◆ Direction ◆
Transcribe all of the records word for word, but omit the pictures.

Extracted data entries
_ _ _ _

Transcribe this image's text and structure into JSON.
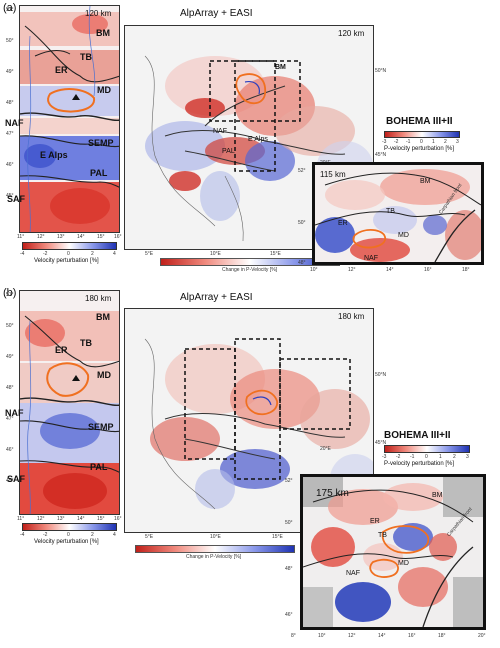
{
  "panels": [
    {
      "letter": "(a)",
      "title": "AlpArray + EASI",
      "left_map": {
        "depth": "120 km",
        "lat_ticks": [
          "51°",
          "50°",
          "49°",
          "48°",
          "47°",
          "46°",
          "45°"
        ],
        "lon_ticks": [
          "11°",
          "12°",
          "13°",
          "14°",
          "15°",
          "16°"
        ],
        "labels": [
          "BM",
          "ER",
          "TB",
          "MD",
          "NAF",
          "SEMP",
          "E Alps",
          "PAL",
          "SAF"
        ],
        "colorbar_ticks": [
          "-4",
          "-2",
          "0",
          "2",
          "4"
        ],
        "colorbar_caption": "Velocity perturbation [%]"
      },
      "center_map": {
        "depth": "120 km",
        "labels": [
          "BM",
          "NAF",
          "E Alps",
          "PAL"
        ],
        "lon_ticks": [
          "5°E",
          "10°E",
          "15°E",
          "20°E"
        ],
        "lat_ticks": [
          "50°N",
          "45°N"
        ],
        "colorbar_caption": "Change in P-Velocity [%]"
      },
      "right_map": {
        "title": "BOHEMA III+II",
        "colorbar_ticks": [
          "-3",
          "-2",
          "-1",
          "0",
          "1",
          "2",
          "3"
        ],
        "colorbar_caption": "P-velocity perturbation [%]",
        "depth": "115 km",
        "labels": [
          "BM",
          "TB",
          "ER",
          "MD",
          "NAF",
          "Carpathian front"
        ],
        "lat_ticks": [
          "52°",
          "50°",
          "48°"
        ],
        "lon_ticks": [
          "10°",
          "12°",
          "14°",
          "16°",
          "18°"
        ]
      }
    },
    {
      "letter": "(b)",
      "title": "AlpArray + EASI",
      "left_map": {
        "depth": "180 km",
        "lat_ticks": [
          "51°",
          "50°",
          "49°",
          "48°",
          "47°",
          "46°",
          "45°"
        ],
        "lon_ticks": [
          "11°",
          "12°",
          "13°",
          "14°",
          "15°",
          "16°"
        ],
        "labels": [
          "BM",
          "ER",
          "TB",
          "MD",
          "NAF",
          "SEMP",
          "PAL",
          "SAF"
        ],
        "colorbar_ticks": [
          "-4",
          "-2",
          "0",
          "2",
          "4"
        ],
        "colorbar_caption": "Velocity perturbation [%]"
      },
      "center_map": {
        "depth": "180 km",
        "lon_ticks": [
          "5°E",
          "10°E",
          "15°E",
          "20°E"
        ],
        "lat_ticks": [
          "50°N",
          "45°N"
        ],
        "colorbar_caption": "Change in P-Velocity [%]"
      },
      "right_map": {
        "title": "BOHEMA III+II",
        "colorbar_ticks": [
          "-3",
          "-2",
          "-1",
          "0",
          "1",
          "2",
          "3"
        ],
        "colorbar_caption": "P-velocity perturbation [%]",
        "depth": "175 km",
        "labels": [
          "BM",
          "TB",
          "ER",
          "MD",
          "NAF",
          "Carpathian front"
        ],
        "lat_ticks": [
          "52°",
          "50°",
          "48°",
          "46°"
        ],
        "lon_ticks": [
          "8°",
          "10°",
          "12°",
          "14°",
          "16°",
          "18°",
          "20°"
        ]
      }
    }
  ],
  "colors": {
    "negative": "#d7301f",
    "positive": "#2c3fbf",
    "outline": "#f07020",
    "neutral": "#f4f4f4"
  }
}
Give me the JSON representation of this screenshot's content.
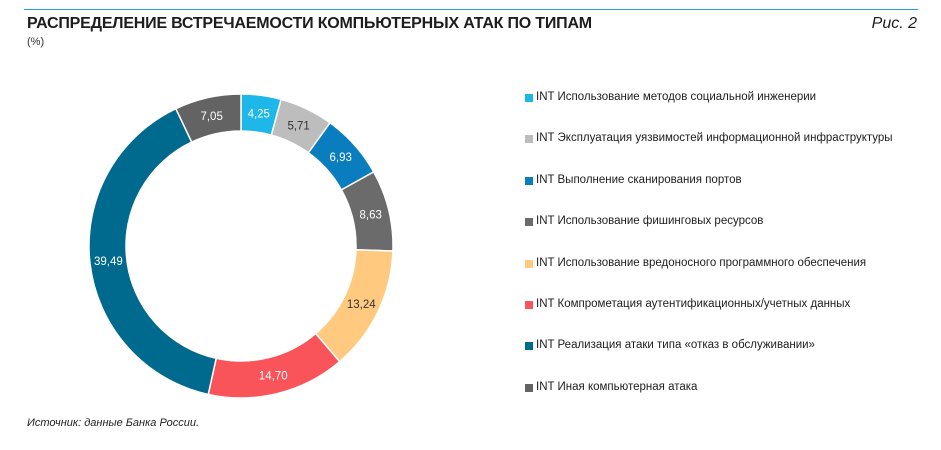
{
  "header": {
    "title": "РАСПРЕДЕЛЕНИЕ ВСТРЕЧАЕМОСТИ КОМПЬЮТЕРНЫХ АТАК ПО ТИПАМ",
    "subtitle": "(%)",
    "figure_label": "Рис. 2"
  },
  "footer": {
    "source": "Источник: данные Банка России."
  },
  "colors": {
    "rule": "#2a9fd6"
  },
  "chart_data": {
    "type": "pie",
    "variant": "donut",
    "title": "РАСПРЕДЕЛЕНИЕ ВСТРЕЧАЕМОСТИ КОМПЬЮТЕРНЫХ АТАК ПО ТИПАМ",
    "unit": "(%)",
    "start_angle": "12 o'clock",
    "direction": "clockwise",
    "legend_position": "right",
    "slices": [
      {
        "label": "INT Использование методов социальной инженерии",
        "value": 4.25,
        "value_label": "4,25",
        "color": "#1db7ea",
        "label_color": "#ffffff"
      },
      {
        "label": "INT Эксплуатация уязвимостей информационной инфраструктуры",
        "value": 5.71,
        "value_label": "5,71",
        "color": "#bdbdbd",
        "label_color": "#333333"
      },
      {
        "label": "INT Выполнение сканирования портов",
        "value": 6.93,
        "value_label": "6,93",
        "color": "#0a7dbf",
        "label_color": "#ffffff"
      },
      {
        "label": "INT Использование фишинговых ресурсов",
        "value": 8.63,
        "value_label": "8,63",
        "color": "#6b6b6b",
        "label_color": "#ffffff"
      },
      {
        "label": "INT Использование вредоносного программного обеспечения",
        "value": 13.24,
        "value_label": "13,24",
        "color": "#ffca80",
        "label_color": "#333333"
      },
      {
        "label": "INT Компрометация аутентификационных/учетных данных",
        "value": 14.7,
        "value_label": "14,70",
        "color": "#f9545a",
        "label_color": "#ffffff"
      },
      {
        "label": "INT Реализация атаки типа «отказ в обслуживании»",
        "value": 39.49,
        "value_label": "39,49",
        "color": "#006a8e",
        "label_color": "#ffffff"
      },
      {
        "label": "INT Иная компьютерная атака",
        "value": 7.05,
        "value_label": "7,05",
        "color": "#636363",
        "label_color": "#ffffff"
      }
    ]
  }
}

_ _ _ _

◆ Solution for this task ◆
Transcribe this image's text and structure into JSON.
{
  "panels": [
    {
      "letter": "(a)",
      "title": "AlpArray + EASI",
      "left_map": {
        "depth": "120 km",
        "lat_ticks": [
          "51°",
          "50°",
          "49°",
          "48°",
          "47°",
          "46°",
          "45°"
        ],
        "lon_ticks": [
          "11°",
          "12°",
          "13°",
          "14°",
          "15°",
          "16°"
        ],
        "labels": [
          "BM",
          "ER",
          "TB",
          "MD",
          "NAF",
          "SEMP",
          "E Alps",
          "PAL",
          "SAF"
        ],
        "colorbar_ticks": [
          "-4",
          "-2",
          "0",
          "2",
          "4"
        ],
        "colorbar_caption": "Velocity perturbation [%]"
      },
      "center_map": {
        "depth": "120 km",
        "labels": [
          "BM",
          "NAF",
          "E Alps",
          "PAL"
        ],
        "lon_ticks": [
          "5°E",
          "10°E",
          "15°E",
          "20°E"
        ],
        "lat_ticks": [
          "50°N",
          "45°N"
        ],
        "colorbar_caption": "Change in P-Velocity [%]"
      },
      "right_map": {
        "title": "BOHEMA III+II",
        "colorbar_ticks": [
          "-3",
          "-2",
          "-1",
          "0",
          "1",
          "2",
          "3"
        ],
        "colorbar_caption": "P-velocity perturbation [%]",
        "depth": "115 km",
        "labels": [
          "BM",
          "TB",
          "ER",
          "MD",
          "NAF",
          "Carpathian front"
        ],
        "lat_ticks": [
          "52°",
          "50°",
          "48°"
        ],
        "lon_ticks": [
          "10°",
          "12°",
          "14°",
          "16°",
          "18°"
        ]
      }
    },
    {
      "letter": "(b)",
      "title": "AlpArray + EASI",
      "left_map": {
        "depth": "180 km",
        "lat_ticks": [
          "51°",
          "50°",
          "49°",
          "48°",
          "47°",
          "46°",
          "45°"
        ],
        "lon_ticks": [
          "11°",
          "12°",
          "13°",
          "14°",
          "15°",
          "16°"
        ],
        "labels": [
          "BM",
          "ER",
          "TB",
          "MD",
          "NAF",
          "SEMP",
          "PAL",
          "SAF"
        ],
        "colorbar_ticks": [
          "-4",
          "-2",
          "0",
          "2",
          "4"
        ],
        "colorbar_caption": "Velocity perturbation [%]"
      },
      "center_map": {
        "depth": "180 km",
        "lon_ticks": [
          "5°E",
          "10°E",
          "15°E",
          "20°E"
        ],
        "lat_ticks": [
          "50°N",
          "45°N"
        ],
        "colorbar_caption": "Change in P-Velocity [%]"
      },
      "right_map": {
        "title": "BOHEMA III+II",
        "colorbar_ticks": [
          "-3",
          "-2",
          "-1",
          "0",
          "1",
          "2",
          "3"
        ],
        "colorbar_caption": "P-velocity perturbation [%]",
        "depth": "175 km",
        "labels": [
          "BM",
          "TB",
          "ER",
          "MD",
          "NAF",
          "Carpathian front"
        ],
        "lat_ticks": [
          "52°",
          "50°",
          "48°",
          "46°"
        ],
        "lon_ticks": [
          "8°",
          "10°",
          "12°",
          "14°",
          "16°",
          "18°",
          "20°"
        ]
      }
    }
  ],
  "colors": {
    "negative": "#d7301f",
    "positive": "#2c3fbf",
    "outline": "#f07020",
    "neutral": "#f4f4f4"
  }
}
Give me the JSON representation of this screenshot's content.
{
  "header": {
    "title": "РАСПРЕДЕЛЕНИЕ ВСТРЕЧАЕМОСТИ КОМПЬЮТЕРНЫХ АТАК ПО ТИПАМ",
    "subtitle": "(%)",
    "figure_label": "Рис. 2"
  },
  "footer": {
    "source": "Источник: данные Банка России."
  },
  "colors": {
    "rule": "#2a9fd6"
  },
  "chart_data": {
    "type": "pie",
    "variant": "donut",
    "title": "РАСПРЕДЕЛЕНИЕ ВСТРЕЧАЕМОСТИ КОМПЬЮТЕРНЫХ АТАК ПО ТИПАМ",
    "unit": "(%)",
    "start_angle": "12 o'clock",
    "direction": "clockwise",
    "legend_position": "right",
    "slices": [
      {
        "label": "INT Использование методов социальной инженерии",
        "value": 4.25,
        "value_label": "4,25",
        "color": "#1db7ea",
        "label_color": "#ffffff"
      },
      {
        "label": "INT Эксплуатация уязвимостей информационной инфраструктуры",
        "value": 5.71,
        "value_label": "5,71",
        "color": "#bdbdbd",
        "label_color": "#333333"
      },
      {
        "label": "INT Выполнение сканирования портов",
        "value": 6.93,
        "value_label": "6,93",
        "color": "#0a7dbf",
        "label_color": "#ffffff"
      },
      {
        "label": "INT Использование фишинговых ресурсов",
        "value": 8.63,
        "value_label": "8,63",
        "color": "#6b6b6b",
        "label_color": "#ffffff"
      },
      {
        "label": "INT Использование вредоносного программного обеспечения",
        "value": 13.24,
        "value_label": "13,24",
        "color": "#ffca80",
        "label_color": "#333333"
      },
      {
        "label": "INT Компрометация аутентификационных/учетных данных",
        "value": 14.7,
        "value_label": "14,70",
        "color": "#f9545a",
        "label_color": "#ffffff"
      },
      {
        "label": "INT Реализация атаки типа «отказ в обслуживании»",
        "value": 39.49,
        "value_label": "39,49",
        "color": "#006a8e",
        "label_color": "#ffffff"
      },
      {
        "label": "INT Иная компьютерная атака",
        "value": 7.05,
        "value_label": "7,05",
        "color": "#636363",
        "label_color": "#ffffff"
      }
    ]
  }
}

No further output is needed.